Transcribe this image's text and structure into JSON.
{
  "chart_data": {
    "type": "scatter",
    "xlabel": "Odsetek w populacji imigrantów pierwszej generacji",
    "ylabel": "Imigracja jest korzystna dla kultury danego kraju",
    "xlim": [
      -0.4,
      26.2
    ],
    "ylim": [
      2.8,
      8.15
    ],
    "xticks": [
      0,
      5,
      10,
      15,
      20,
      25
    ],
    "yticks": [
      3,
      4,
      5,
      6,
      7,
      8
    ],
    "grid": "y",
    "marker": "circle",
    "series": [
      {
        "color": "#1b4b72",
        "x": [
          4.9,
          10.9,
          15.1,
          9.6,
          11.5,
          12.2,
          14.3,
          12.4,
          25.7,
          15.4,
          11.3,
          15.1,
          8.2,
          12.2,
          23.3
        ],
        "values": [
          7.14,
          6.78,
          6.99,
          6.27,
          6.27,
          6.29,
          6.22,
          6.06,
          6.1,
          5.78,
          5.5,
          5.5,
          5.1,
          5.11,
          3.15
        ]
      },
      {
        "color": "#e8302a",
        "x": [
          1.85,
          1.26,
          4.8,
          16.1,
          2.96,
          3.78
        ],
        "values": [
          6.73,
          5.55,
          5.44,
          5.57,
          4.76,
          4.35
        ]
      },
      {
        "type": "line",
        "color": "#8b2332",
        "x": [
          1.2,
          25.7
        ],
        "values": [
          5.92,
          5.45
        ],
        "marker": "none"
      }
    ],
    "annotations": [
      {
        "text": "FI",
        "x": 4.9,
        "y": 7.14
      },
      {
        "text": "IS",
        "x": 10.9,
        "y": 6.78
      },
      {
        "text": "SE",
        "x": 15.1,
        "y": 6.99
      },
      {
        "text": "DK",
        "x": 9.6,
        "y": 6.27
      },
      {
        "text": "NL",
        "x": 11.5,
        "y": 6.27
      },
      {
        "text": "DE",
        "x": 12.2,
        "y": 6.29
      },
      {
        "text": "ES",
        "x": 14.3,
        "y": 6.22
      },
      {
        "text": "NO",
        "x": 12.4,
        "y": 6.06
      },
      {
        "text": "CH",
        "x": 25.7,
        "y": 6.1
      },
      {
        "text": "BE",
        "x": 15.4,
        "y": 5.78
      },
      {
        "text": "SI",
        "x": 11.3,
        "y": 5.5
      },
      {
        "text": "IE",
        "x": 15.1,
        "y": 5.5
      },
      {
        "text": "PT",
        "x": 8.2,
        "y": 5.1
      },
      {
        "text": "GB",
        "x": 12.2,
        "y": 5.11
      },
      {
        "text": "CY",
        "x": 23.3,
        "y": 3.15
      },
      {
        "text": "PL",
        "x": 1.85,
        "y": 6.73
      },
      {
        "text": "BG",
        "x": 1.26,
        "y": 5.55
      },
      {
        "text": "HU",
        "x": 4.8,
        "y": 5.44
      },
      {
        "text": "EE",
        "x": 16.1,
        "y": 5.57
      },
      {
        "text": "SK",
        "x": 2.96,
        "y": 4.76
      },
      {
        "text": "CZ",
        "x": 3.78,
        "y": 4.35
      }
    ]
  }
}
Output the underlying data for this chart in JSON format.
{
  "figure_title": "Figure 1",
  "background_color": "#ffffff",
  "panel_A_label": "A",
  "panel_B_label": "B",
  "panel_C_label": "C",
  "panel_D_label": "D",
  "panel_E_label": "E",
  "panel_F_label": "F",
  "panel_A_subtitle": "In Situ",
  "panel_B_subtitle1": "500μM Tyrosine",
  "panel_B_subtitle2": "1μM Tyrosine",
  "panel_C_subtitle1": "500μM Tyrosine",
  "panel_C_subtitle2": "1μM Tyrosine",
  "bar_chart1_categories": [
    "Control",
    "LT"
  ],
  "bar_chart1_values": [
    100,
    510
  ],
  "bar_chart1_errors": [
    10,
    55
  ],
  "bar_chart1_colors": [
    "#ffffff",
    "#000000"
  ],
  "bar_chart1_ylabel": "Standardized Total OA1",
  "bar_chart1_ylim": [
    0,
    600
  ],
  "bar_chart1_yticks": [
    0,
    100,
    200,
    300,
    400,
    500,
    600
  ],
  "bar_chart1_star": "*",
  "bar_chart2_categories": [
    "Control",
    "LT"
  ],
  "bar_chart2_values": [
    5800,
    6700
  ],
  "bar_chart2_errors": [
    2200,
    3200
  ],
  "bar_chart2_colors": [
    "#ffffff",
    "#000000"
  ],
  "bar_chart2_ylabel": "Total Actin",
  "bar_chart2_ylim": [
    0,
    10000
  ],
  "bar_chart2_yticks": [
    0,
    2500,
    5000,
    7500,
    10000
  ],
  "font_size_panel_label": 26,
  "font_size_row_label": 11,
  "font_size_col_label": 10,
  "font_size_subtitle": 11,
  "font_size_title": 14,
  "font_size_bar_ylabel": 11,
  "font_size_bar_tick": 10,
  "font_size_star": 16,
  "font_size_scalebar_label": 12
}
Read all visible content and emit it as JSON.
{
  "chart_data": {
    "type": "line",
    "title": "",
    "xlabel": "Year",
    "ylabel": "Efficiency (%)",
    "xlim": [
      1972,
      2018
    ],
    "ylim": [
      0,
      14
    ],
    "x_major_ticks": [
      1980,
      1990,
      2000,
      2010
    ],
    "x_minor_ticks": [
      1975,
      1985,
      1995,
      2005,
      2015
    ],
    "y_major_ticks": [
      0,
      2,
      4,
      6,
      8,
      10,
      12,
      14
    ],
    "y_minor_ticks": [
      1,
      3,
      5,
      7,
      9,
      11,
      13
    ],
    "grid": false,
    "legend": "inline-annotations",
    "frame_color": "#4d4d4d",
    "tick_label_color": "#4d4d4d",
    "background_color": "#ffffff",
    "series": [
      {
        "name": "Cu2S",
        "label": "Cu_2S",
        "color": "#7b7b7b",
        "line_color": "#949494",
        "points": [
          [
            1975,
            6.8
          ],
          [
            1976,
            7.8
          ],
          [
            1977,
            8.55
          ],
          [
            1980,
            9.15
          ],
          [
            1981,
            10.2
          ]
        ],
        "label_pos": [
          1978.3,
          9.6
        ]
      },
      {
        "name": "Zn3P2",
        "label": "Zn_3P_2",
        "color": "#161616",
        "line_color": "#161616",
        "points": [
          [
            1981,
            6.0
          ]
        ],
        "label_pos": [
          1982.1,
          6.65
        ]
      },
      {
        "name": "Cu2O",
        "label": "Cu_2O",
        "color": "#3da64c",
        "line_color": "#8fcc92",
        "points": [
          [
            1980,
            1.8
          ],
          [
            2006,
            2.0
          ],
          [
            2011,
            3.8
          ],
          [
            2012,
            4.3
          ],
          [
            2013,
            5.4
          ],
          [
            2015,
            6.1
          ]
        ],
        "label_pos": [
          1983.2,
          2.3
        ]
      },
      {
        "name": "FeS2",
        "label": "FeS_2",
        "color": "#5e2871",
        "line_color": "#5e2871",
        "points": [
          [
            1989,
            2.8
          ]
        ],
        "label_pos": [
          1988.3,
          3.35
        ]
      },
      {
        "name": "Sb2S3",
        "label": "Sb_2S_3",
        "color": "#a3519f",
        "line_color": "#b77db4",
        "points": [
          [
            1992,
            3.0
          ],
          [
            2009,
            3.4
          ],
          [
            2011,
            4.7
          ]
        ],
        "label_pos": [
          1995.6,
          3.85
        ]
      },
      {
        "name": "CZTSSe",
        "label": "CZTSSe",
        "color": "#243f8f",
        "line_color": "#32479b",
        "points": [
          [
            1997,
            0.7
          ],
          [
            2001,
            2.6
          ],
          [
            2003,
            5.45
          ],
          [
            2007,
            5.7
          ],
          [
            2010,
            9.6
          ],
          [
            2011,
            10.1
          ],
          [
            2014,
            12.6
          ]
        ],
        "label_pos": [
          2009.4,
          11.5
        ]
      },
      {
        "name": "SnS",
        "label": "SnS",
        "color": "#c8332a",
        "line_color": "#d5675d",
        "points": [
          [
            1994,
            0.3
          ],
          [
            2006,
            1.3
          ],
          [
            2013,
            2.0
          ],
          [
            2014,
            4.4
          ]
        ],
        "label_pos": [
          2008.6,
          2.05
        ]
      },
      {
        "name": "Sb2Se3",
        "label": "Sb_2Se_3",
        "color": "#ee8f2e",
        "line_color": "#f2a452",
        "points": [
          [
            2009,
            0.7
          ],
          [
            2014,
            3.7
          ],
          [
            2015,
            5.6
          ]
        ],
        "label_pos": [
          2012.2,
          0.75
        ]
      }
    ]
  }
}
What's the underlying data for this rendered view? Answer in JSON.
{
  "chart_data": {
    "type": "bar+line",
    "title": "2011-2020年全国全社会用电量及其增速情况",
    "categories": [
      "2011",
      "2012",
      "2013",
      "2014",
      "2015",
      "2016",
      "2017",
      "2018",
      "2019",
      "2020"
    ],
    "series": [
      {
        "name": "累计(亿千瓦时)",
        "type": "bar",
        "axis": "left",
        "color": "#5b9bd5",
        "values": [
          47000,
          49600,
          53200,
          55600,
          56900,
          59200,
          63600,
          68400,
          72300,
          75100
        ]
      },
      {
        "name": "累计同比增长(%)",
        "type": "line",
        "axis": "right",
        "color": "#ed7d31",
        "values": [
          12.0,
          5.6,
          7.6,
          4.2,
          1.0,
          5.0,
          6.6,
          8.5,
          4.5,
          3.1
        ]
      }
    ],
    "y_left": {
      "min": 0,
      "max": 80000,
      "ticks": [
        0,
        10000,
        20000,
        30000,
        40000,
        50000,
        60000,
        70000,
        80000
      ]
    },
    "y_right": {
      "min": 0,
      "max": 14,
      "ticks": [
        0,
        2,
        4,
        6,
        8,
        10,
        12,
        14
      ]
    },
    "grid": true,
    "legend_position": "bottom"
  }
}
# # # # # # #
List each line of the records that holds the string "annotations".

* _Solution for this problem_:
    "annotations": [
    "legend": "inline-annotations",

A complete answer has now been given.